## GOAL
Reproduce each of these lines verbatim.

[Dataset items]
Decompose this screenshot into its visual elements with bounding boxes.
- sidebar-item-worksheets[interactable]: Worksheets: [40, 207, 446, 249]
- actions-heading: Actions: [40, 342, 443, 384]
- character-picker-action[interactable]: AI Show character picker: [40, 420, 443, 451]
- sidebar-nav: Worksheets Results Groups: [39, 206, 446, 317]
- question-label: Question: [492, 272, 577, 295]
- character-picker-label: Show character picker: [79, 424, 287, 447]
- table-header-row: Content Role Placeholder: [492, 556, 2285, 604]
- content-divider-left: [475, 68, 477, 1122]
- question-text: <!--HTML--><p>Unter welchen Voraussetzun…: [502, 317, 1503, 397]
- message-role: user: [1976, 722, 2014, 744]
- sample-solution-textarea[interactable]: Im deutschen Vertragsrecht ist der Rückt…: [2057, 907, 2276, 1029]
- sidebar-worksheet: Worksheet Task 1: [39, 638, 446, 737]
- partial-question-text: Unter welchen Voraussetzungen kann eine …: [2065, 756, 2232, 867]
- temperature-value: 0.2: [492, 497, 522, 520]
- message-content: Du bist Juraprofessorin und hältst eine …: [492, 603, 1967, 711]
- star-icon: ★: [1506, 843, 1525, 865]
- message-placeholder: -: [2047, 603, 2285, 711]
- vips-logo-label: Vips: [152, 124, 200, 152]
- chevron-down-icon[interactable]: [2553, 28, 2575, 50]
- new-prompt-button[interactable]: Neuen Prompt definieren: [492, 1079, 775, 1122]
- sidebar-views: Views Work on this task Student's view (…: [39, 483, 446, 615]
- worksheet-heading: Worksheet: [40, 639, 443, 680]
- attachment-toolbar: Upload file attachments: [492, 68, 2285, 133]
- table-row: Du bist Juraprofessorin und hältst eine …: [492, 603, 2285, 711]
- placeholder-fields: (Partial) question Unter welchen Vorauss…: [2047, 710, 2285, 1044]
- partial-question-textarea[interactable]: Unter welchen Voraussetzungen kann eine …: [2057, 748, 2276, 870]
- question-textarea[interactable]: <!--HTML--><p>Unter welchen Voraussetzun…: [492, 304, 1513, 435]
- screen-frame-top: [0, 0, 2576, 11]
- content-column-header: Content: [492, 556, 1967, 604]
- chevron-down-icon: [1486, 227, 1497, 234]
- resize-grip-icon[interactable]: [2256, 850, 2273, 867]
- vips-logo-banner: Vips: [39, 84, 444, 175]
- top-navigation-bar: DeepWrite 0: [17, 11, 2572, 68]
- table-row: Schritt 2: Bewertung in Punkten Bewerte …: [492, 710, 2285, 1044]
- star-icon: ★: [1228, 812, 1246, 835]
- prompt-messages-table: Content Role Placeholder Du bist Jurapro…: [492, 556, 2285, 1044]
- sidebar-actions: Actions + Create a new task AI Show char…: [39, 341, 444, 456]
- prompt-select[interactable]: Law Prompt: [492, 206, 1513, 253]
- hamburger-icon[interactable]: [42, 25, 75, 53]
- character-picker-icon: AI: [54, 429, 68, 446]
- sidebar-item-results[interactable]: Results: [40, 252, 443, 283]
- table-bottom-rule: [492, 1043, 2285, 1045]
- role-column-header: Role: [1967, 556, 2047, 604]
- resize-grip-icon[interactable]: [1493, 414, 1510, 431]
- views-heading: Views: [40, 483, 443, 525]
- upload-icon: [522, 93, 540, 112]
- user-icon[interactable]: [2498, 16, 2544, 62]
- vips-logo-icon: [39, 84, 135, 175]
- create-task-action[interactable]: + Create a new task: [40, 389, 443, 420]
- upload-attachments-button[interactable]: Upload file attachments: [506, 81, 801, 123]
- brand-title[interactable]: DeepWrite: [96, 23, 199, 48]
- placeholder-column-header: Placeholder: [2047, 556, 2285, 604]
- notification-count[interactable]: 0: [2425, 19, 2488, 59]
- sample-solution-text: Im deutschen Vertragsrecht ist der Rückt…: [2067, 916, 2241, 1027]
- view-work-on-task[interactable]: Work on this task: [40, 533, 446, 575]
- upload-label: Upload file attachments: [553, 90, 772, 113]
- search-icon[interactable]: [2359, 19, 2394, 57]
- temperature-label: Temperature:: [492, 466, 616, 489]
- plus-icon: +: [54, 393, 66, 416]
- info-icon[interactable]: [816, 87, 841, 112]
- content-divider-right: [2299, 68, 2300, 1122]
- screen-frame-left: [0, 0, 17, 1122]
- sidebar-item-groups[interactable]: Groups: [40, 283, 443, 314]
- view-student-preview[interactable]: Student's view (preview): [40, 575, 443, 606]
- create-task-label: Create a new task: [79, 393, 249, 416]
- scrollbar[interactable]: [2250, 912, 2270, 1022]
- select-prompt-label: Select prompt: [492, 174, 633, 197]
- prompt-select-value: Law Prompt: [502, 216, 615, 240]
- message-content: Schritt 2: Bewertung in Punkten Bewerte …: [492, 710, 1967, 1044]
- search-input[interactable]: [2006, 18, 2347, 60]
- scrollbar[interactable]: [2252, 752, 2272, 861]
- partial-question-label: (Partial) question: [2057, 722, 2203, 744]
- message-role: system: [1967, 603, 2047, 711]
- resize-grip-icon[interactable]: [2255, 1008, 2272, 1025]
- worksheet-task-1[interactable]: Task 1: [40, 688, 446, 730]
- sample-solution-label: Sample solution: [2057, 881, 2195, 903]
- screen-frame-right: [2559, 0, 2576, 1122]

## THE ANSWER
Decompose this screenshot into its visual elements with bounding boxes.
- sidebar-item-worksheets[interactable]: Worksheets: [40, 207, 446, 249]
- actions-heading: Actions: [40, 342, 443, 384]
- character-picker-action[interactable]: AI Show character picker: [40, 420, 443, 451]
- sidebar-nav: Worksheets Results Groups: [39, 206, 446, 317]
- question-label: Question: [492, 272, 577, 295]
- character-picker-label: Show character picker: [79, 424, 287, 447]
- table-header-row: Content Role Placeholder: [492, 556, 2285, 604]
- content-divider-left: [475, 68, 477, 1122]
- question-text: <!--HTML--><p>Unter welchen Voraussetzun…: [502, 317, 1503, 397]
- message-role: user: [1976, 722, 2014, 744]
- sample-solution-textarea[interactable]: Im deutschen Vertragsrecht ist der Rückt…: [2057, 907, 2276, 1029]
- sidebar-worksheet: Worksheet Task 1: [39, 638, 446, 737]
- partial-question-text: Unter welchen Voraussetzungen kann eine …: [2065, 756, 2232, 867]
- temperature-value: 0.2: [492, 497, 522, 520]
- message-content: Du bist Juraprofessorin und hältst eine …: [492, 603, 1967, 711]
- star-icon: ★: [1506, 843, 1525, 865]
- message-placeholder: -: [2047, 603, 2285, 711]
- vips-logo-label: Vips: [152, 124, 200, 152]
- chevron-down-icon[interactable]: [2553, 28, 2575, 50]
- new-prompt-button[interactable]: Neuen Prompt definieren: [492, 1079, 775, 1122]
- sidebar-views: Views Work on this task Student's view (…: [39, 483, 446, 615]
- worksheet-heading: Worksheet: [40, 639, 443, 680]
- attachment-toolbar: Upload file attachments: [492, 68, 2285, 133]
- table-row: Du bist Juraprofessorin und hältst eine …: [492, 603, 2285, 711]
- placeholder-fields: (Partial) question Unter welchen Vorauss…: [2047, 710, 2285, 1044]
- partial-question-textarea[interactable]: Unter welchen Voraussetzungen kann eine …: [2057, 748, 2276, 870]
- question-textarea[interactable]: <!--HTML--><p>Unter welchen Voraussetzun…: [492, 304, 1513, 435]
- screen-frame-top: [0, 0, 2576, 11]
- content-column-header: Content: [492, 556, 1967, 604]
- chevron-down-icon: [1486, 227, 1497, 234]
- resize-grip-icon[interactable]: [2256, 850, 2273, 867]
- vips-logo-banner: Vips: [39, 84, 444, 175]
- top-navigation-bar: DeepWrite 0: [17, 11, 2572, 68]
- table-row: Schritt 2: Bewertung in Punkten Bewerte …: [492, 710, 2285, 1044]
- star-icon: ★: [1228, 812, 1246, 835]
- prompt-messages-table: Content Role Placeholder Du bist Jurapro…: [492, 556, 2285, 1044]
- sidebar-actions: Actions + Create a new task AI Show char…: [39, 341, 444, 456]
- prompt-select[interactable]: Law Prompt: [492, 206, 1513, 253]
- hamburger-icon[interactable]: [42, 25, 75, 53]
- character-picker-icon: AI: [54, 429, 68, 446]
- sidebar-item-results[interactable]: Results: [40, 252, 443, 283]
- table-bottom-rule: [492, 1043, 2285, 1045]
- role-column-header: Role: [1967, 556, 2047, 604]
- resize-grip-icon[interactable]: [1493, 414, 1510, 431]
- views-heading: Views: [40, 483, 443, 525]
- upload-icon: [522, 93, 540, 112]
- user-icon[interactable]: [2498, 16, 2544, 62]
- vips-logo-icon: [39, 84, 135, 175]
- create-task-action[interactable]: + Create a new task: [40, 389, 443, 420]
- upload-attachments-button[interactable]: Upload file attachments: [506, 81, 801, 123]
- brand-title[interactable]: DeepWrite: [96, 23, 199, 48]
- placeholder-column-header: Placeholder: [2047, 556, 2285, 604]
- notification-count[interactable]: 0: [2425, 19, 2488, 59]
- sample-solution-text: Im deutschen Vertragsrecht ist der Rückt…: [2067, 916, 2241, 1027]
- view-work-on-task[interactable]: Work on this task: [40, 533, 446, 575]
- upload-label: Upload file attachments: [553, 90, 772, 113]
- search-icon[interactable]: [2359, 19, 2394, 57]
- temperature-label: Temperature:: [492, 466, 616, 489]
- plus-icon: +: [54, 393, 66, 416]
- info-icon[interactable]: [816, 87, 841, 112]
- content-divider-right: [2299, 68, 2300, 1122]
- screen-frame-left: [0, 0, 17, 1122]
- sidebar-item-groups[interactable]: Groups: [40, 283, 443, 314]
- view-student-preview[interactable]: Student's view (preview): [40, 575, 443, 606]
- create-task-label: Create a new task: [79, 393, 249, 416]
- scrollbar[interactable]: [2250, 912, 2270, 1022]
- select-prompt-label: Select prompt: [492, 174, 633, 197]
- prompt-select-value: Law Prompt: [502, 216, 615, 240]
- message-content: Schritt 2: Bewertung in Punkten Bewerte …: [492, 710, 1967, 1044]
- search-input[interactable]: [2006, 18, 2347, 60]
- scrollbar[interactable]: [2252, 752, 2272, 861]
- partial-question-label: (Partial) question: [2057, 722, 2203, 744]
- message-role: system: [1967, 603, 2047, 711]
- resize-grip-icon[interactable]: [2255, 1008, 2272, 1025]
- worksheet-task-1[interactable]: Task 1: [40, 688, 446, 730]
- sample-solution-label: Sample solution: [2057, 881, 2195, 903]
- screen-frame-right: [2559, 0, 2576, 1122]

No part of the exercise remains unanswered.